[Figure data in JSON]
※
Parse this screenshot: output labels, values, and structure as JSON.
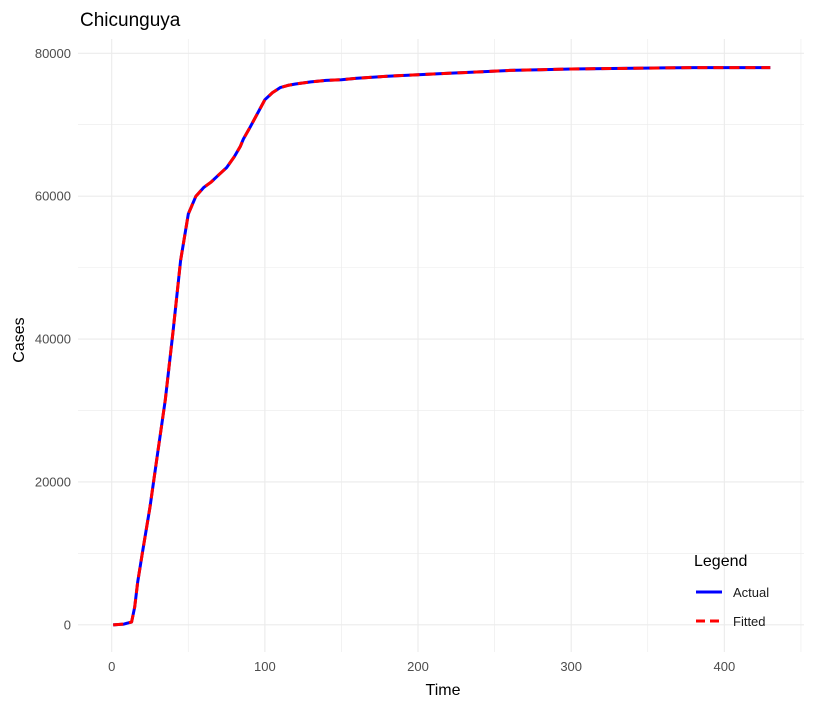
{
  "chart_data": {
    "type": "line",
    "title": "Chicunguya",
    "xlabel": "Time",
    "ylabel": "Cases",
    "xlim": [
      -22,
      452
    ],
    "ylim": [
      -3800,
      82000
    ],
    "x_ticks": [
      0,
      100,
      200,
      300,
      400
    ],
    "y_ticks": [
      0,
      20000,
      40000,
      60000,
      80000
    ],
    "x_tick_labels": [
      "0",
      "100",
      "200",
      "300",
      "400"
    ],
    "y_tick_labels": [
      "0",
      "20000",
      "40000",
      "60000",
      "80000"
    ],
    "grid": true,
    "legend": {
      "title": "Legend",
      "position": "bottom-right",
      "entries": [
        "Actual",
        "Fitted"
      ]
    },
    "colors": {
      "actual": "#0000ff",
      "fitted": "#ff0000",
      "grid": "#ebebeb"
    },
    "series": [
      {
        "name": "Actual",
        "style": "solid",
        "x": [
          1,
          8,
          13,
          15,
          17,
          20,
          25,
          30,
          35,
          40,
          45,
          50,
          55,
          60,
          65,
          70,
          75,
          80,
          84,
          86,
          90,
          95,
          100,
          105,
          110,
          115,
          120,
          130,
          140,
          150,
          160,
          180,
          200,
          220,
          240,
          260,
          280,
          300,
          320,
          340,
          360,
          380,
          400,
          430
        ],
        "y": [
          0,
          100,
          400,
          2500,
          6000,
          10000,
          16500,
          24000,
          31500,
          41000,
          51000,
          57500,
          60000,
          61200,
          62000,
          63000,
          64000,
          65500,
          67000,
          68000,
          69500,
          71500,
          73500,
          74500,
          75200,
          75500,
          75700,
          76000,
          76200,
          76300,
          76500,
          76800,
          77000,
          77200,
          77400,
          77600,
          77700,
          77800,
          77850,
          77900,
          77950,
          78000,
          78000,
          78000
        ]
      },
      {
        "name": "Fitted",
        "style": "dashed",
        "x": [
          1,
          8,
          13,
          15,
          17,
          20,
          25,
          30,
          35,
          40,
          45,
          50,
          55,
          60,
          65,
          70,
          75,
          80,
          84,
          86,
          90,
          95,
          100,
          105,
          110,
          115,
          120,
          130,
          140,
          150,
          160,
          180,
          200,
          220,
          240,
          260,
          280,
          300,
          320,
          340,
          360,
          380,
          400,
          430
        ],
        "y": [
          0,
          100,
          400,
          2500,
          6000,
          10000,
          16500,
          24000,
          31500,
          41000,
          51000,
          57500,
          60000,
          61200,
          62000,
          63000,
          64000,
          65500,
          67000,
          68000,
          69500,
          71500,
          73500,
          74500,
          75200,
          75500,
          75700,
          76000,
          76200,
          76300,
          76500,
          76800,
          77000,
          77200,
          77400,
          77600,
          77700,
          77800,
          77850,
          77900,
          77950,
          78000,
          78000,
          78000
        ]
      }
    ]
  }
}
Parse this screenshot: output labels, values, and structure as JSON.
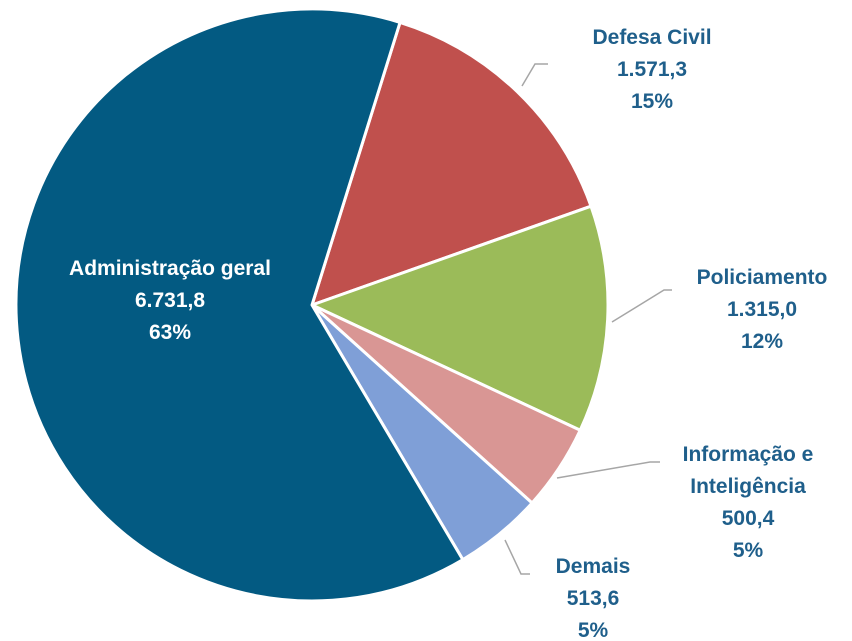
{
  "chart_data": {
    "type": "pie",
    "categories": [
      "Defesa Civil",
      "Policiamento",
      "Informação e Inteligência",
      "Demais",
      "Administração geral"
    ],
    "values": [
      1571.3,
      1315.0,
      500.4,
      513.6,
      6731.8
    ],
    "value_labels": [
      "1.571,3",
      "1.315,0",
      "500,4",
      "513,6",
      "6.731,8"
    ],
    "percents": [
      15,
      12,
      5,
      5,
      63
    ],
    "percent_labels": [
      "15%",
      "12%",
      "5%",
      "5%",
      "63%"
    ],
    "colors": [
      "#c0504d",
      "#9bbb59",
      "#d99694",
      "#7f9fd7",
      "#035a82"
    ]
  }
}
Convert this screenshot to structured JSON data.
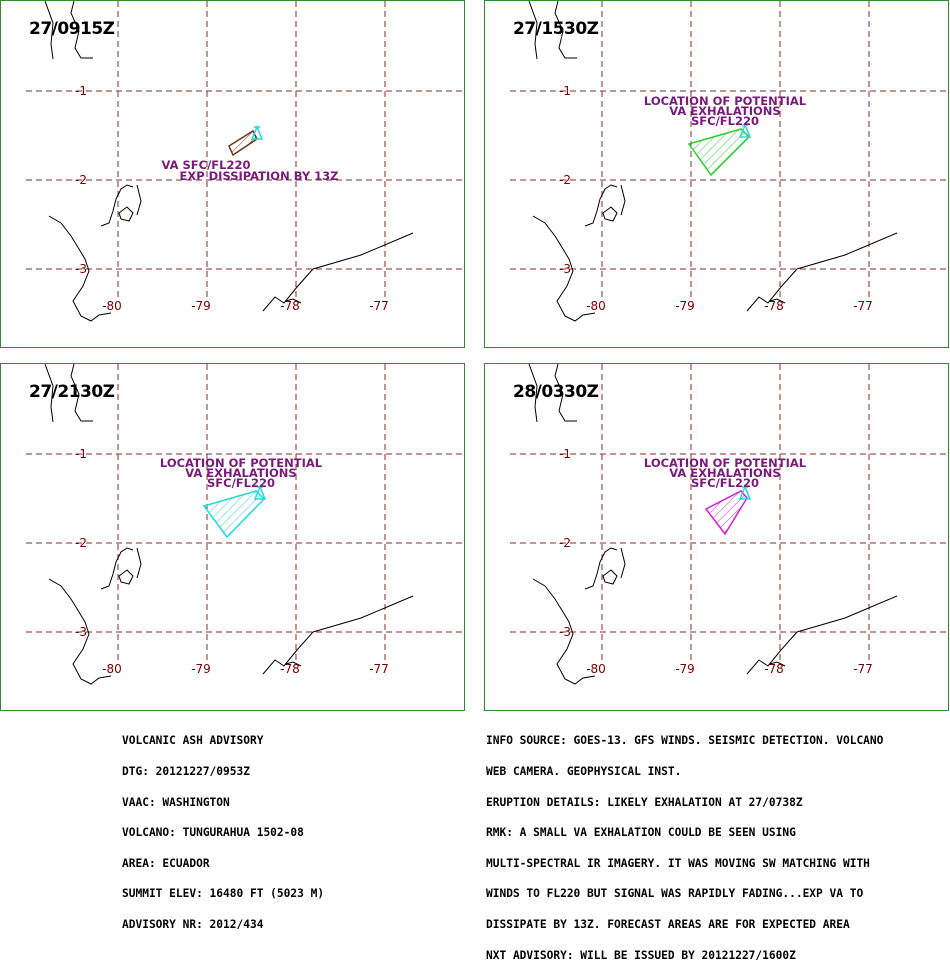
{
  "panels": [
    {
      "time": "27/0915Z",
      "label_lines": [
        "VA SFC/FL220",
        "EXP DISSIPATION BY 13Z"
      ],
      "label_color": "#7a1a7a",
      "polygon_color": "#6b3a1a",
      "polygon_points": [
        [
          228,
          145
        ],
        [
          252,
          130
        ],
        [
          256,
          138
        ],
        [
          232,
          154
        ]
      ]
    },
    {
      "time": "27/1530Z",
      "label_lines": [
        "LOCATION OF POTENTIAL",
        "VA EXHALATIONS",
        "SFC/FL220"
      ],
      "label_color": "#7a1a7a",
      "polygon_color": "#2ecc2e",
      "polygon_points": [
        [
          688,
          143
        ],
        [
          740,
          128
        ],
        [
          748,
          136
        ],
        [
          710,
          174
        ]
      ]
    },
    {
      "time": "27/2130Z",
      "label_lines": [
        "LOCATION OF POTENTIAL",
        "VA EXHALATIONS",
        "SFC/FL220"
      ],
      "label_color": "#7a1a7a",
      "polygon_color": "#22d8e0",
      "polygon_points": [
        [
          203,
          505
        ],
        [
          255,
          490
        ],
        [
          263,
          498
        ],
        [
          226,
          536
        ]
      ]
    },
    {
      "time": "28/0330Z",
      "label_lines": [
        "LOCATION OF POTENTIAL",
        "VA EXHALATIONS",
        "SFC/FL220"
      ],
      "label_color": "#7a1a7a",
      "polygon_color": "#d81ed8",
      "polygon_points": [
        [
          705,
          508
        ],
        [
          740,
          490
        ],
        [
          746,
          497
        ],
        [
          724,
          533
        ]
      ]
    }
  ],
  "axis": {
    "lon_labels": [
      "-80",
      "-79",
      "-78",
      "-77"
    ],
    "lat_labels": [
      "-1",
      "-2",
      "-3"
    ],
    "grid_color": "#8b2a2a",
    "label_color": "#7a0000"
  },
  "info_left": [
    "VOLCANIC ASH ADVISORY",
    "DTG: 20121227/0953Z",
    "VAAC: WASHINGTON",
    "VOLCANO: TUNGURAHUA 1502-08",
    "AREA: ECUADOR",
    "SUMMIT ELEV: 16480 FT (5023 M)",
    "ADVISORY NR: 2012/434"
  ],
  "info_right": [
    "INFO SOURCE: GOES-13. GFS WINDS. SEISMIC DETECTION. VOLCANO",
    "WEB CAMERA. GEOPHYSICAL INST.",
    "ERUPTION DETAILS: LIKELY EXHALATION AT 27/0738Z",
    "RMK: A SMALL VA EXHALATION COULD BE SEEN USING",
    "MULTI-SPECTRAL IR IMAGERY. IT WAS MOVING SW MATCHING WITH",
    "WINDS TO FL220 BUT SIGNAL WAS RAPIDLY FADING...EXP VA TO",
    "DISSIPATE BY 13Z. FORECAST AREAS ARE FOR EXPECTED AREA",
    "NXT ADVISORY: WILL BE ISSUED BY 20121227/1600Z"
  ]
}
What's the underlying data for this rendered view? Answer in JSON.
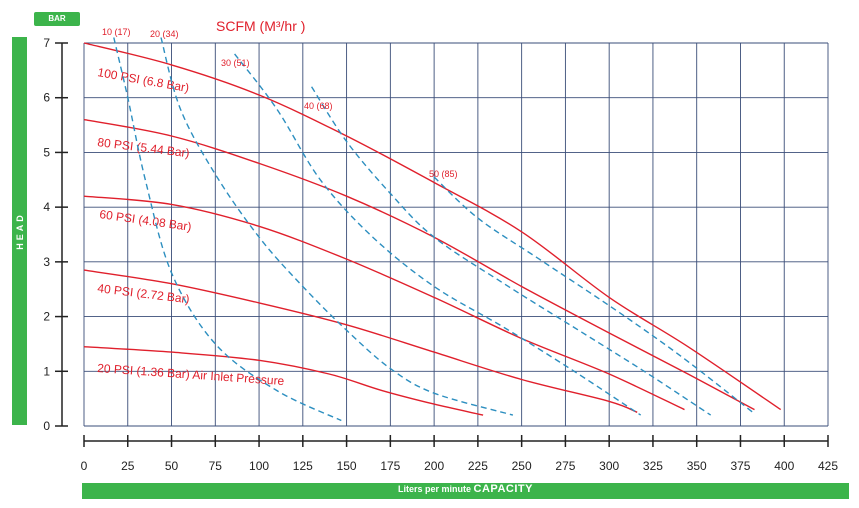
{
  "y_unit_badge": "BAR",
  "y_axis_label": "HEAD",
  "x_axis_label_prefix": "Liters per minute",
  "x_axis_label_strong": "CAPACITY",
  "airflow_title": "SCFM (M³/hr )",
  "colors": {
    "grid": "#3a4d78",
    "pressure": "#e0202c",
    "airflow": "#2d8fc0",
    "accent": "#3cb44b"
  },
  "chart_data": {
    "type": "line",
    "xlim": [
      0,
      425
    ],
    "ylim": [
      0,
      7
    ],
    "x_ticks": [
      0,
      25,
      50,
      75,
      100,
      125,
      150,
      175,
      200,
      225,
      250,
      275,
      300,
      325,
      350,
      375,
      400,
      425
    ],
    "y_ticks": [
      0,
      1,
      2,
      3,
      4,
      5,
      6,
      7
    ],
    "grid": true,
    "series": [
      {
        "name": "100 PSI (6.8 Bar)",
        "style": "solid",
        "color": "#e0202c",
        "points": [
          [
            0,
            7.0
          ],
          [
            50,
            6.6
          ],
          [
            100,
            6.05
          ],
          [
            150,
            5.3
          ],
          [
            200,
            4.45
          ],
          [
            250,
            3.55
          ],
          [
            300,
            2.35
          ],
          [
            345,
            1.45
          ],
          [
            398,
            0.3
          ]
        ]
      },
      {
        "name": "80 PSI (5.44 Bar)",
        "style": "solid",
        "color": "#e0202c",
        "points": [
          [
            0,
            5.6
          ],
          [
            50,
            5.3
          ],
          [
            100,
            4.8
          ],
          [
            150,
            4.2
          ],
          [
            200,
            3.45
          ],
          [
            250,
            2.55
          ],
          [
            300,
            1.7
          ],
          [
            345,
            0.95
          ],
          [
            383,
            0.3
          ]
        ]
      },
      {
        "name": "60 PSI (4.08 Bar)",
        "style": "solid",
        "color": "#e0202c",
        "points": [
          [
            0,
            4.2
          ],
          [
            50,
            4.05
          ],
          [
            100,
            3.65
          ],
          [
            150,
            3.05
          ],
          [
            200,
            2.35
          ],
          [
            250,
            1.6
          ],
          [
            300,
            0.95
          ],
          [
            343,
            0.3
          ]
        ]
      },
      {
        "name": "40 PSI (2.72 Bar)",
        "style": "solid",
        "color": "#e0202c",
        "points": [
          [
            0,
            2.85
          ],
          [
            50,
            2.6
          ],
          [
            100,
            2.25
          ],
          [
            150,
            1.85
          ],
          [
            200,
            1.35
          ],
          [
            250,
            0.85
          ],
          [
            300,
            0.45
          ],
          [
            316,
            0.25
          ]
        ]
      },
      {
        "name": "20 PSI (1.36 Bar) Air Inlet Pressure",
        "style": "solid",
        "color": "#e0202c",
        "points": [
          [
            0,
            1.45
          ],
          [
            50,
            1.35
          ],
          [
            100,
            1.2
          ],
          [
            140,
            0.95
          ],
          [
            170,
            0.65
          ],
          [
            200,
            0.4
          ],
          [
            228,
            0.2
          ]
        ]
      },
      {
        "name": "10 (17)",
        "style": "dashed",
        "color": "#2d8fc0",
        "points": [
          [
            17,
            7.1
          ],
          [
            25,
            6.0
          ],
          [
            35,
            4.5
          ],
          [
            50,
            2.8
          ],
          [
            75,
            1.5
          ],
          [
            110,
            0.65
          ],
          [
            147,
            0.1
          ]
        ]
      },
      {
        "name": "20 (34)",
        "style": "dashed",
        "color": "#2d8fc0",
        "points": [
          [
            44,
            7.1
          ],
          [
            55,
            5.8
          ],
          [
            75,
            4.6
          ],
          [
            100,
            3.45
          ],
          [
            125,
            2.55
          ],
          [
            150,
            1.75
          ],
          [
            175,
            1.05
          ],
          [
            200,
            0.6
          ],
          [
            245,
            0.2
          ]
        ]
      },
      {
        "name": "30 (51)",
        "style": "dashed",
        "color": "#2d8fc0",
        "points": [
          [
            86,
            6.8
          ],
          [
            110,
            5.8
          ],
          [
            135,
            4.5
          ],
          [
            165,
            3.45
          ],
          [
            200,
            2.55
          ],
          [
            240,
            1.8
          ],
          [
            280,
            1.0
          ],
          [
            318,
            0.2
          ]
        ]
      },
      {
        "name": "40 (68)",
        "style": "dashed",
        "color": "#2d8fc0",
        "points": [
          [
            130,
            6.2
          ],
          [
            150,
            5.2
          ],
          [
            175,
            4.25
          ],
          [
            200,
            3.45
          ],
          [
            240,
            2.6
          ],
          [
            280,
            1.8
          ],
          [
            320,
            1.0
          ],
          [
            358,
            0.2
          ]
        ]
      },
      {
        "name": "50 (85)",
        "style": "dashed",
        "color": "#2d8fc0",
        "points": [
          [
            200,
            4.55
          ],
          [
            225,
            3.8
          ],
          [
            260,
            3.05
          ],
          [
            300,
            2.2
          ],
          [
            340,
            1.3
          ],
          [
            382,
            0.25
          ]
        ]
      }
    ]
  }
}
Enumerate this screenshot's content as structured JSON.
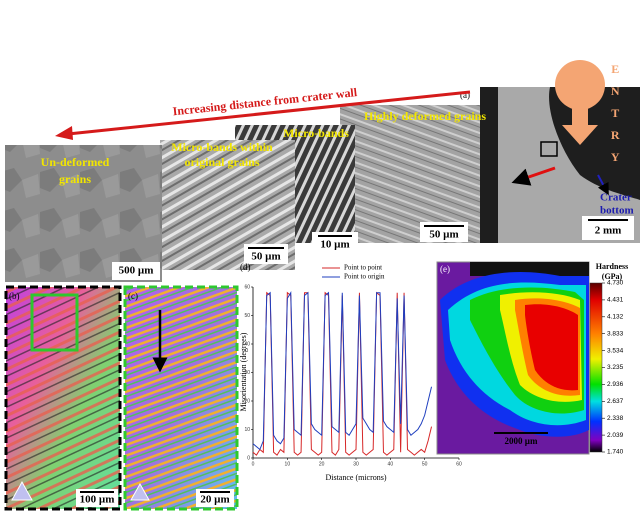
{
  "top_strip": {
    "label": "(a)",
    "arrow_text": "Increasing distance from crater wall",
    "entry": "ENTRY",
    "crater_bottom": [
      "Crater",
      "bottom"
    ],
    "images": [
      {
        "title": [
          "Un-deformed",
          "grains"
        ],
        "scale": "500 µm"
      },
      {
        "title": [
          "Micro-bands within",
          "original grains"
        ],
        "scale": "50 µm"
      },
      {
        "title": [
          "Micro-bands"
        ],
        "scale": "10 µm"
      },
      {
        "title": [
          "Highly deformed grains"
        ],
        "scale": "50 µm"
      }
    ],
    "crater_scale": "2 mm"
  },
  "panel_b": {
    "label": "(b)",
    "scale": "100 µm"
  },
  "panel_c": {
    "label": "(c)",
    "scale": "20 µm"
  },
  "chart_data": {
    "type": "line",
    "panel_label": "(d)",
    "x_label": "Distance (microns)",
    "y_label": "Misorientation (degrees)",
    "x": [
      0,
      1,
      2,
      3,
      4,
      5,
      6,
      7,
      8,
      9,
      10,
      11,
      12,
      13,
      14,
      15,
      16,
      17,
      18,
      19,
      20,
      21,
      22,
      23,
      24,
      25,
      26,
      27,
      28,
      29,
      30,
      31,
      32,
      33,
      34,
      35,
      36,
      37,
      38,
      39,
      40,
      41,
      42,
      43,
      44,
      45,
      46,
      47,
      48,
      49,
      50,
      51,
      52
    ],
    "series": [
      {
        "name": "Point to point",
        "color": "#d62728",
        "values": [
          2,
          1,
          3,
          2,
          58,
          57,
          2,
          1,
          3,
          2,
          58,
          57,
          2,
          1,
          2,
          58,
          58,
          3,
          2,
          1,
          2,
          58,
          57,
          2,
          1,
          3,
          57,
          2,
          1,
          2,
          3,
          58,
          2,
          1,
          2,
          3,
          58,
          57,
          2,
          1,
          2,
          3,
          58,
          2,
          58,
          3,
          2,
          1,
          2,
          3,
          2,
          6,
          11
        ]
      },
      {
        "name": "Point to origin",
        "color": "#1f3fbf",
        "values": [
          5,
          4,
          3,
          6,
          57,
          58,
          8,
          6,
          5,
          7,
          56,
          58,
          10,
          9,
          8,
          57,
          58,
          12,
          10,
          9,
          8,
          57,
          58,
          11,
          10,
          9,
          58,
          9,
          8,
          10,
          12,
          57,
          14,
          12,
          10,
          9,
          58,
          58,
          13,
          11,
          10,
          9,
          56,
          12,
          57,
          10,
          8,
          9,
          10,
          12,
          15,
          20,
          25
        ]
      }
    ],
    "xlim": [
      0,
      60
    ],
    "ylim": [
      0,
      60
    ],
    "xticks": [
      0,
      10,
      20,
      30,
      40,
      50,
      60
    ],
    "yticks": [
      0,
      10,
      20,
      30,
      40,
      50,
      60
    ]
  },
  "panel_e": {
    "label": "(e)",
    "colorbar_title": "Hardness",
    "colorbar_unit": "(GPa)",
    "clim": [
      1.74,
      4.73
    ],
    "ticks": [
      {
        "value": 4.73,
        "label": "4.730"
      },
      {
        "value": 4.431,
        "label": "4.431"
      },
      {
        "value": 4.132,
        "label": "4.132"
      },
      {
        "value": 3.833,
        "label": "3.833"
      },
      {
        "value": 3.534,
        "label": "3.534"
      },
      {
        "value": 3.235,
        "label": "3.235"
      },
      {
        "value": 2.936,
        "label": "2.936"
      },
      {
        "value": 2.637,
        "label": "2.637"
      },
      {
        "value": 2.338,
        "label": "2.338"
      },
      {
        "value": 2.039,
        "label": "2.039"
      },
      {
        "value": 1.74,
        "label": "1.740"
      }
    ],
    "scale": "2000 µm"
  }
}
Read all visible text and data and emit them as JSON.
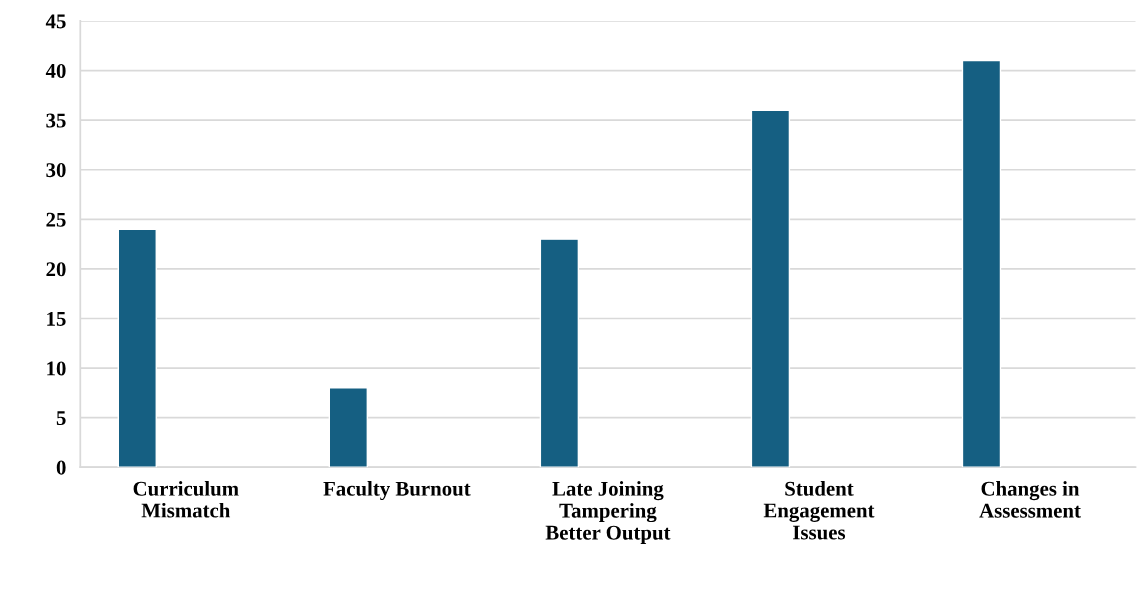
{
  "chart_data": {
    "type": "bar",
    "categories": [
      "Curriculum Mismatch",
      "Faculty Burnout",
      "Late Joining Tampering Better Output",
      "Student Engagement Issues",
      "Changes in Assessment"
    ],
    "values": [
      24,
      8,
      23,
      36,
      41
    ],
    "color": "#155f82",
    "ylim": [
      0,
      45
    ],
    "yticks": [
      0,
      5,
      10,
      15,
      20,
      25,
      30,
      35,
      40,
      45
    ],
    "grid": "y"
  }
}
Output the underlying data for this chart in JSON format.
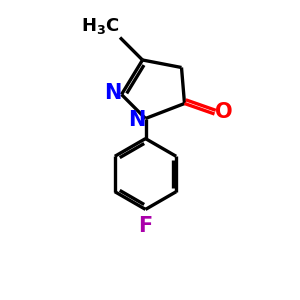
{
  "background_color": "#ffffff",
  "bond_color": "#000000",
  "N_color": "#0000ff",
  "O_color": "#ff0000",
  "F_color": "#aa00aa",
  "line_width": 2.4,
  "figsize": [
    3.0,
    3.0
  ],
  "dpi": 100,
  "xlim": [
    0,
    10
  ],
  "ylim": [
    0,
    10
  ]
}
※
Aim of the exercise
Lines containing "screenshot" are to be counted. State the total and add nothing.

Exercise response
4